_WHAT YOU ARE ASKED TO DO_.
Copy out the records precisely, omitting pictures.

_RECORDS SUPPLIED_.
%%

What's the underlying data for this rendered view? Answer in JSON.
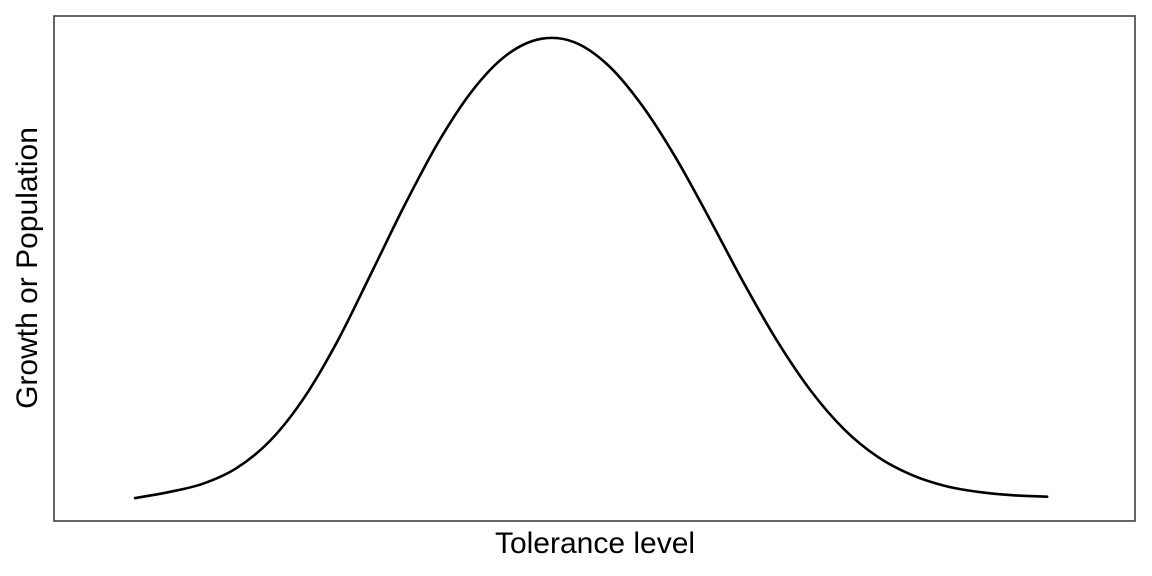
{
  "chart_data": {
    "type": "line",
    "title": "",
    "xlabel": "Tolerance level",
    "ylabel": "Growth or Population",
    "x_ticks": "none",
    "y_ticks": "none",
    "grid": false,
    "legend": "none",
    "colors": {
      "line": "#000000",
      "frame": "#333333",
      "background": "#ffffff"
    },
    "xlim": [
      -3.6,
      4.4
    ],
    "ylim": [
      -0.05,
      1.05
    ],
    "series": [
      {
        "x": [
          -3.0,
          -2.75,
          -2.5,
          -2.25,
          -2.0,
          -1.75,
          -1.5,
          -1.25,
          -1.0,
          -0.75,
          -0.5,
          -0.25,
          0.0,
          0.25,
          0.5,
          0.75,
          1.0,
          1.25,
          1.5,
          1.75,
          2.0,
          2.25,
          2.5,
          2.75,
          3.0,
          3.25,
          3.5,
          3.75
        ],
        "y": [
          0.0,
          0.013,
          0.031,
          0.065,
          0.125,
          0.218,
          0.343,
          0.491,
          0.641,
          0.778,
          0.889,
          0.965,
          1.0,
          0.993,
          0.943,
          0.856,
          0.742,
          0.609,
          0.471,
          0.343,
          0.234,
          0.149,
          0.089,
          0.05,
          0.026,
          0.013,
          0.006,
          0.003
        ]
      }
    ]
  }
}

%%

_EXPECTED ANSWER_.
What's the underlying data for this rendered view? Answer in JSON.
{
  "chart_data": {
    "type": "line",
    "title": "",
    "xlabel": "Tolerance level",
    "ylabel": "Growth or Population",
    "x_ticks": "none",
    "y_ticks": "none",
    "grid": false,
    "legend": "none",
    "colors": {
      "line": "#000000",
      "frame": "#333333",
      "background": "#ffffff"
    },
    "xlim": [
      -3.6,
      4.4
    ],
    "ylim": [
      -0.05,
      1.05
    ],
    "series": [
      {
        "x": [
          -3.0,
          -2.75,
          -2.5,
          -2.25,
          -2.0,
          -1.75,
          -1.5,
          -1.25,
          -1.0,
          -0.75,
          -0.5,
          -0.25,
          0.0,
          0.25,
          0.5,
          0.75,
          1.0,
          1.25,
          1.5,
          1.75,
          2.0,
          2.25,
          2.5,
          2.75,
          3.0,
          3.25,
          3.5,
          3.75
        ],
        "y": [
          0.0,
          0.013,
          0.031,
          0.065,
          0.125,
          0.218,
          0.343,
          0.491,
          0.641,
          0.778,
          0.889,
          0.965,
          1.0,
          0.993,
          0.943,
          0.856,
          0.742,
          0.609,
          0.471,
          0.343,
          0.234,
          0.149,
          0.089,
          0.05,
          0.026,
          0.013,
          0.006,
          0.003
        ]
      }
    ]
  }
}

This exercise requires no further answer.